Saved data entries ::
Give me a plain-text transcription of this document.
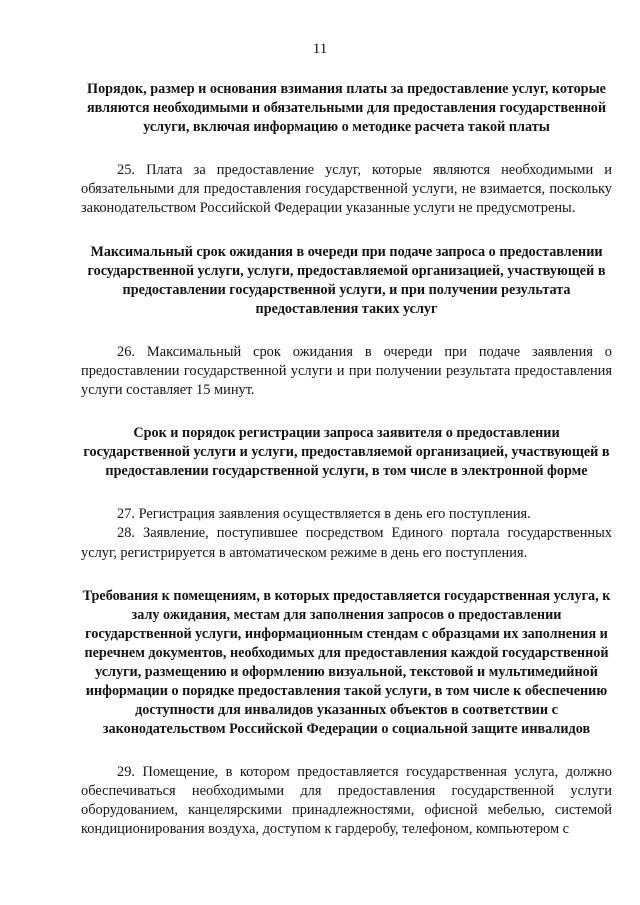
11

Порядок, размер и основания взимания платы за предоставление услуг, которые являются необходимыми и обязательными для предоставления государственной услуги, включая информацию о методике расчета такой платы

25. Плата за предоставление услуг, которые являются необходимыми и обязательными для предоставления государственной услуги, не взимается, поскольку законодательством Российской Федерации указанные услуги не предусмотрены.

Максимальный срок ожидания в очереди при подаче запроса о предоставлении государственной услуги, услуги, предоставляемой организацией, участвующей в предоставлении государственной услуги, и при получении результата предоставления таких услуг

26. Максимальный срок ожидания в очереди при подаче заявления о предоставлении государственной услуги и при получении результата предоставления услуги составляет 15 минут.

Срок и порядок регистрации запроса заявителя о предоставлении государственной услуги и услуги, предоставляемой организацией, участвующей в предоставлении государственной услуги, в том числе в электронной форме

27. Регистрация заявления осуществляется в день его поступления.

28. Заявление, поступившее посредством Единого портала государственных услуг, регистрируется в автоматическом режиме в день его поступления.

Требования к помещениям, в которых предоставляется государственная услуга, к залу ожидания, местам для заполнения запросов о предоставлении государственной услуги, информационным стендам с образцами их заполнения и перечнем документов, необходимых для предоставления каждой государственной услуги, размещению и оформлению визуальной, текстовой и мультимедийной информации о порядке предоставления такой услуги, в том числе к обеспечению доступности для инвалидов указанных объектов в соответствии с законодательством Российской Федерации о социальной защите инвалидов

29. Помещение, в котором предоставляется государственная услуга, должно обеспечиваться необходимыми для предоставления государственной услуги оборудованием, канцелярскими принадлежностями, офисной мебелью, системой кондиционирования воздуха, доступом к гардеробу, телефоном, компьютером с
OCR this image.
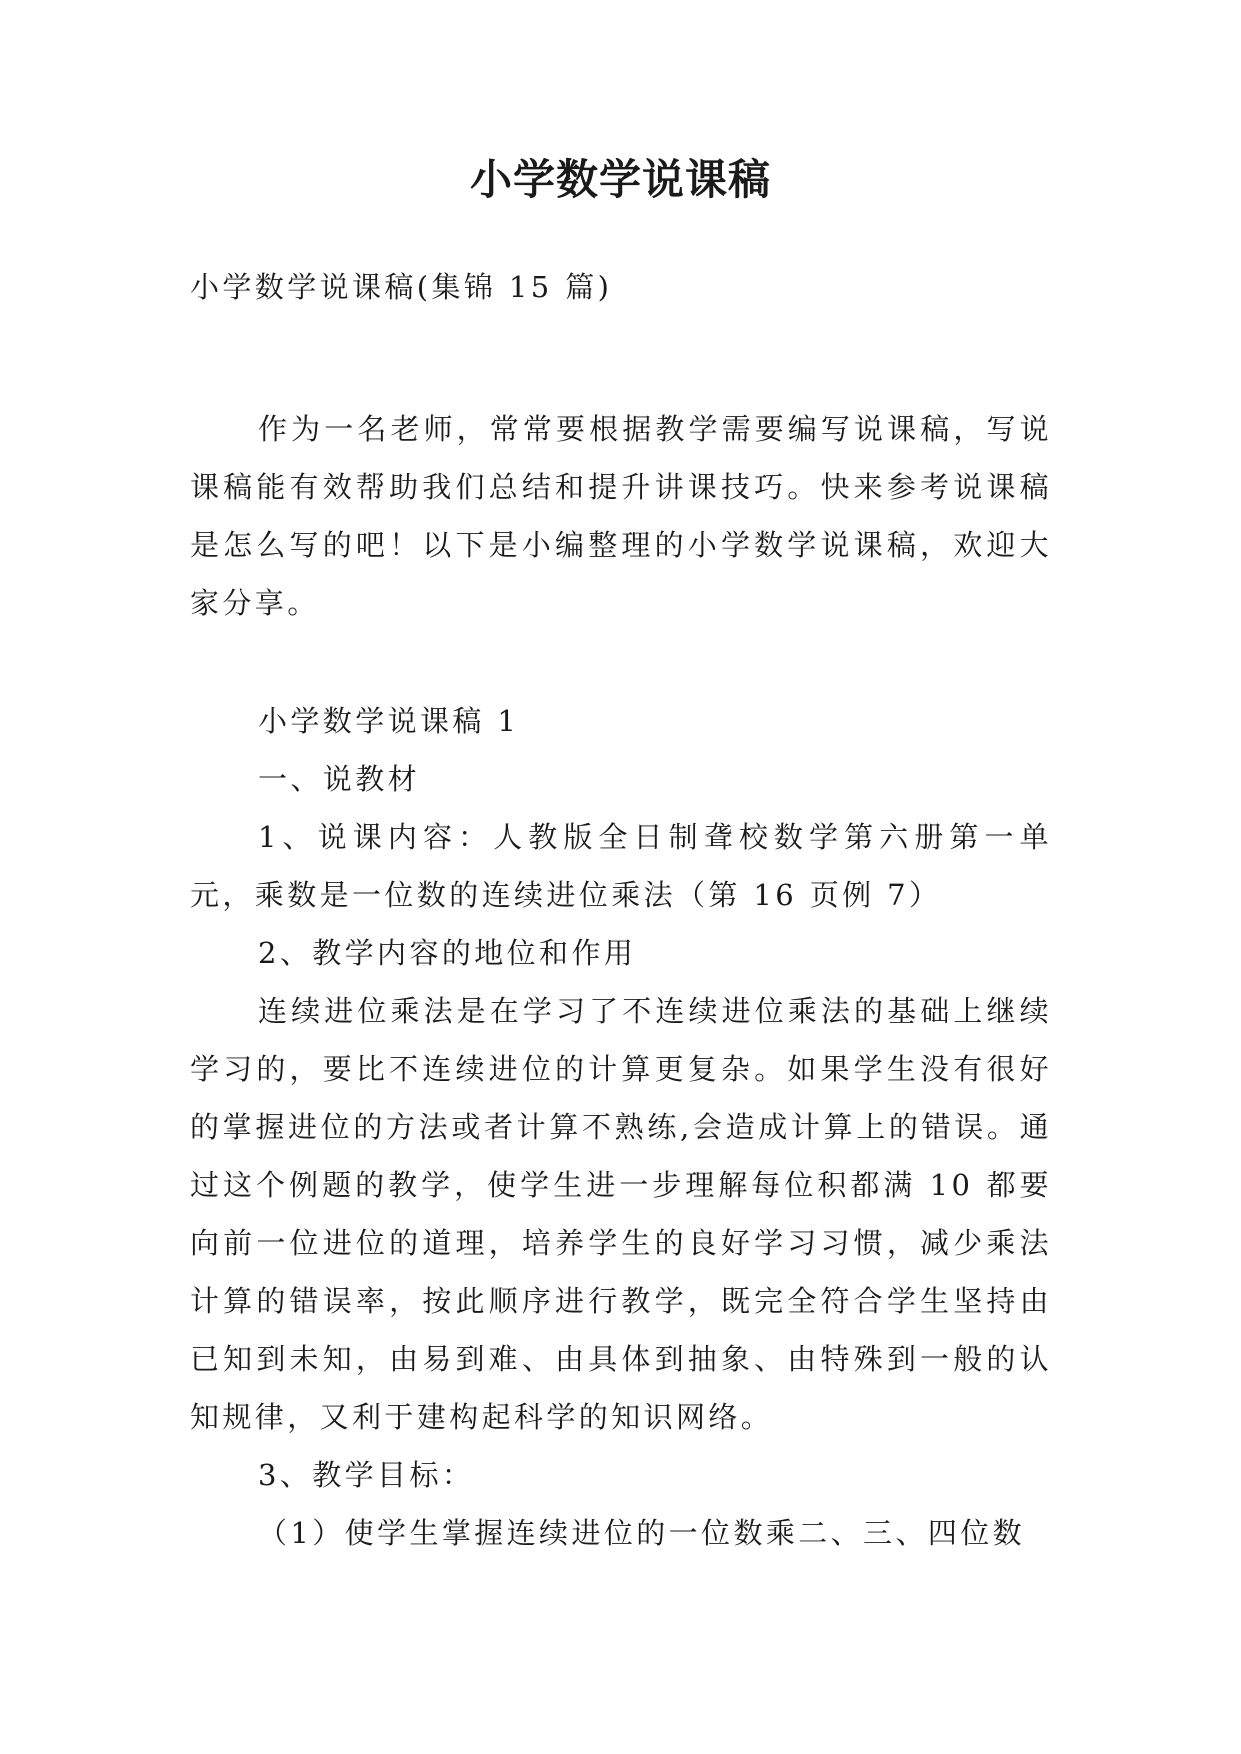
小学数学说课稿

小学数学说课稿(集锦 15 篇)

作为一名老师，常常要根据教学需要编写说课稿，写说课稿能有效帮助我们总结和提升讲课技巧。快来参考说课稿是怎么写的吧！以下是小编整理的小学数学说课稿，欢迎大家分享。

小学数学说课稿 1

一、说教材

1、说课内容：人教版全日制聋校数学第六册第一单元，乘数是一位数的连续进位乘法（第 16 页例 7）

2、教学内容的地位和作用

连续进位乘法是在学习了不连续进位乘法的基础上继续学习的，要比不连续进位的计算更复杂。如果学生没有很好的掌握进位的方法或者计算不熟练,会造成计算上的错误。通过这个例题的教学，使学生进一步理解每位积都满 10 都要向前一位进位的道理，培养学生的良好学习习惯，减少乘法计算的错误率，按此顺序进行教学，既完全符合学生坚持由已知到未知，由易到难、由具体到抽象、由特殊到一般的认知规律，又利于建构起科学的知识网络。

3、教学目标：

（1）使学生掌握连续进位的一位数乘二、三、四位数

PROBLEM TO SOLVE :: Locate the line containing "OCR this image." in the records above, then output it and every line after it through the last, excluding pictures.

EXERCISE RESULT ::
OCR this image.
小学数学说课稿

小学数学说课稿(集锦 15 篇)

作为一名老师，常常要根据教学需要编写说课稿，写说课稿能有效帮助我们总结和提升讲课技巧。快来参考说课稿是怎么写的吧！以下是小编整理的小学数学说课稿，欢迎大家分享。

小学数学说课稿 1

一、说教材

1、说课内容：人教版全日制聋校数学第六册第一单元，乘数是一位数的连续进位乘法（第 16 页例 7）

2、教学内容的地位和作用

连续进位乘法是在学习了不连续进位乘法的基础上继续学习的，要比不连续进位的计算更复杂。如果学生没有很好的掌握进位的方法或者计算不熟练,会造成计算上的错误。通过这个例题的教学，使学生进一步理解每位积都满 10 都要向前一位进位的道理，培养学生的良好学习习惯，减少乘法计算的错误率，按此顺序进行教学，既完全符合学生坚持由已知到未知，由易到难、由具体到抽象、由特殊到一般的认知规律，又利于建构起科学的知识网络。

3、教学目标：

（1）使学生掌握连续进位的一位数乘二、三、四位数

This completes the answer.